>> begin DATA IN THIS EXERCISE

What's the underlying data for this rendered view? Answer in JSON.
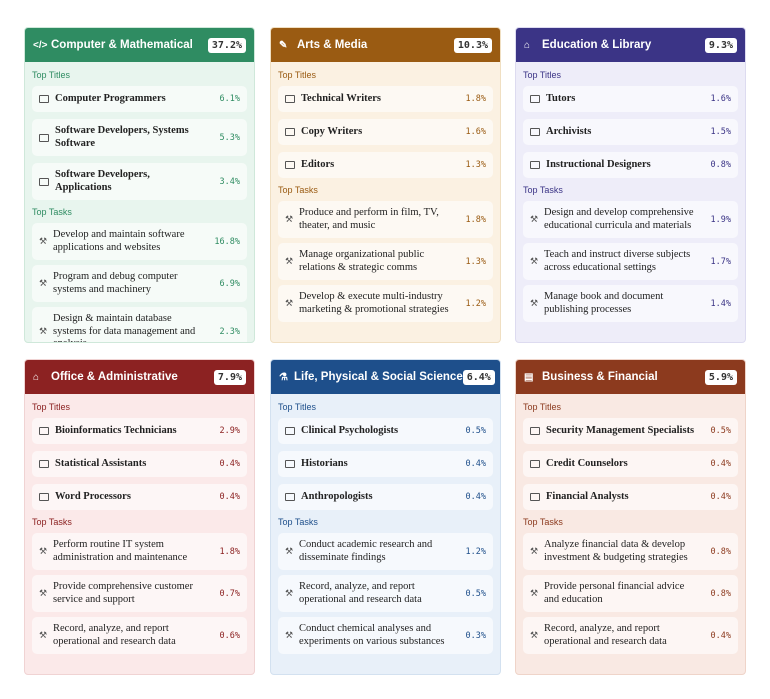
{
  "labels": {
    "top_titles": "Top Titles",
    "top_tasks": "Top Tasks"
  },
  "cards": [
    {
      "title": "Computer & Mathematical",
      "share": "37.2%",
      "titles": [
        {
          "name": "Computer Programmers",
          "share": "6.1%"
        },
        {
          "name": "Software Developers, Systems Software",
          "share": "5.3%"
        },
        {
          "name": "Software Developers, Applications",
          "share": "3.4%"
        }
      ],
      "tasks": [
        {
          "name": "Develop and maintain software applications and websites",
          "share": "16.8%"
        },
        {
          "name": "Program and debug computer systems and machinery",
          "share": "6.9%"
        },
        {
          "name": "Design & maintain database systems for data management and analysis",
          "share": "2.3%"
        }
      ]
    },
    {
      "title": "Arts & Media",
      "share": "10.3%",
      "titles": [
        {
          "name": "Technical Writers",
          "share": "1.8%"
        },
        {
          "name": "Copy Writers",
          "share": "1.6%"
        },
        {
          "name": "Editors",
          "share": "1.3%"
        }
      ],
      "tasks": [
        {
          "name": "Produce and perform in film, TV, theater, and music",
          "share": "1.8%"
        },
        {
          "name": "Manage organizational public relations & strategic comms",
          "share": "1.3%"
        },
        {
          "name": "Develop & execute multi-industry marketing & promotional strategies",
          "share": "1.2%"
        }
      ]
    },
    {
      "title": "Education & Library",
      "share": "9.3%",
      "titles": [
        {
          "name": "Tutors",
          "share": "1.6%"
        },
        {
          "name": "Archivists",
          "share": "1.5%"
        },
        {
          "name": "Instructional Designers",
          "share": "0.8%"
        }
      ],
      "tasks": [
        {
          "name": "Design and develop comprehensive educational curricula and materials",
          "share": "1.9%"
        },
        {
          "name": "Teach and instruct diverse subjects across educational settings",
          "share": "1.7%"
        },
        {
          "name": "Manage book and document publishing processes",
          "share": "1.4%"
        }
      ]
    },
    {
      "title": "Office & Administrative",
      "share": "7.9%",
      "titles": [
        {
          "name": "Bioinformatics Technicians",
          "share": "2.9%"
        },
        {
          "name": "Statistical Assistants",
          "share": "0.4%"
        },
        {
          "name": "Word Processors",
          "share": "0.4%"
        }
      ],
      "tasks": [
        {
          "name": "Perform routine IT system administration and maintenance",
          "share": "1.8%"
        },
        {
          "name": "Provide comprehensive customer service and support",
          "share": "0.7%"
        },
        {
          "name": "Record, analyze, and report operational and research data",
          "share": "0.6%"
        }
      ]
    },
    {
      "title": "Life, Physical & Social Science",
      "share": "6.4%",
      "titles": [
        {
          "name": "Clinical Psychologists",
          "share": "0.5%"
        },
        {
          "name": "Historians",
          "share": "0.4%"
        },
        {
          "name": "Anthropologists",
          "share": "0.4%"
        }
      ],
      "tasks": [
        {
          "name": "Conduct academic research and disseminate findings",
          "share": "1.2%"
        },
        {
          "name": "Record, analyze, and report operational and research data",
          "share": "0.5%"
        },
        {
          "name": "Conduct chemical analyses and experiments on various substances",
          "share": "0.3%"
        }
      ]
    },
    {
      "title": "Business & Financial",
      "share": "5.9%",
      "titles": [
        {
          "name": "Security Management Specialists",
          "share": "0.5%"
        },
        {
          "name": "Credit Counselors",
          "share": "0.4%"
        },
        {
          "name": "Financial Analysts",
          "share": "0.4%"
        }
      ],
      "tasks": [
        {
          "name": "Analyze financial data & develop investment & budgeting strategies",
          "share": "0.8%"
        },
        {
          "name": "Provide personal financial advice and education",
          "share": "0.8%"
        },
        {
          "name": "Record, analyze, and report operational and research data",
          "share": "0.4%"
        }
      ]
    }
  ]
}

>> end DATA IN THIS EXERCISE

THE REQUEST: Make a verbatim copy of all the entries and strip out the pictures.

RESPONSE:
What's the underlying data for this rendered view? Answer in JSON.
{
  "labels": {
    "top_titles": "Top Titles",
    "top_tasks": "Top Tasks"
  },
  "cards": [
    {
      "title": "Computer & Mathematical",
      "share": "37.2%",
      "titles": [
        {
          "name": "Computer Programmers",
          "share": "6.1%"
        },
        {
          "name": "Software Developers, Systems Software",
          "share": "5.3%"
        },
        {
          "name": "Software Developers, Applications",
          "share": "3.4%"
        }
      ],
      "tasks": [
        {
          "name": "Develop and maintain software applications and websites",
          "share": "16.8%"
        },
        {
          "name": "Program and debug computer systems and machinery",
          "share": "6.9%"
        },
        {
          "name": "Design & maintain database systems for data management and analysis",
          "share": "2.3%"
        }
      ]
    },
    {
      "title": "Arts & Media",
      "share": "10.3%",
      "titles": [
        {
          "name": "Technical Writers",
          "share": "1.8%"
        },
        {
          "name": "Copy Writers",
          "share": "1.6%"
        },
        {
          "name": "Editors",
          "share": "1.3%"
        }
      ],
      "tasks": [
        {
          "name": "Produce and perform in film, TV, theater, and music",
          "share": "1.8%"
        },
        {
          "name": "Manage organizational public relations & strategic comms",
          "share": "1.3%"
        },
        {
          "name": "Develop & execute multi-industry marketing & promotional strategies",
          "share": "1.2%"
        }
      ]
    },
    {
      "title": "Education & Library",
      "share": "9.3%",
      "titles": [
        {
          "name": "Tutors",
          "share": "1.6%"
        },
        {
          "name": "Archivists",
          "share": "1.5%"
        },
        {
          "name": "Instructional Designers",
          "share": "0.8%"
        }
      ],
      "tasks": [
        {
          "name": "Design and develop comprehensive educational curricula and materials",
          "share": "1.9%"
        },
        {
          "name": "Teach and instruct diverse subjects across educational settings",
          "share": "1.7%"
        },
        {
          "name": "Manage book and document publishing processes",
          "share": "1.4%"
        }
      ]
    },
    {
      "title": "Office & Administrative",
      "share": "7.9%",
      "titles": [
        {
          "name": "Bioinformatics Technicians",
          "share": "2.9%"
        },
        {
          "name": "Statistical Assistants",
          "share": "0.4%"
        },
        {
          "name": "Word Processors",
          "share": "0.4%"
        }
      ],
      "tasks": [
        {
          "name": "Perform routine IT system administration and maintenance",
          "share": "1.8%"
        },
        {
          "name": "Provide comprehensive customer service and support",
          "share": "0.7%"
        },
        {
          "name": "Record, analyze, and report operational and research data",
          "share": "0.6%"
        }
      ]
    },
    {
      "title": "Life, Physical & Social Science",
      "share": "6.4%",
      "titles": [
        {
          "name": "Clinical Psychologists",
          "share": "0.5%"
        },
        {
          "name": "Historians",
          "share": "0.4%"
        },
        {
          "name": "Anthropologists",
          "share": "0.4%"
        }
      ],
      "tasks": [
        {
          "name": "Conduct academic research and disseminate findings",
          "share": "1.2%"
        },
        {
          "name": "Record, analyze, and report operational and research data",
          "share": "0.5%"
        },
        {
          "name": "Conduct chemical analyses and experiments on various substances",
          "share": "0.3%"
        }
      ]
    },
    {
      "title": "Business & Financial",
      "share": "5.9%",
      "titles": [
        {
          "name": "Security Management Specialists",
          "share": "0.5%"
        },
        {
          "name": "Credit Counselors",
          "share": "0.4%"
        },
        {
          "name": "Financial Analysts",
          "share": "0.4%"
        }
      ],
      "tasks": [
        {
          "name": "Analyze financial data & develop investment & budgeting strategies",
          "share": "0.8%"
        },
        {
          "name": "Provide personal financial advice and education",
          "share": "0.8%"
        },
        {
          "name": "Record, analyze, and report operational and research data",
          "share": "0.4%"
        }
      ]
    }
  ]
}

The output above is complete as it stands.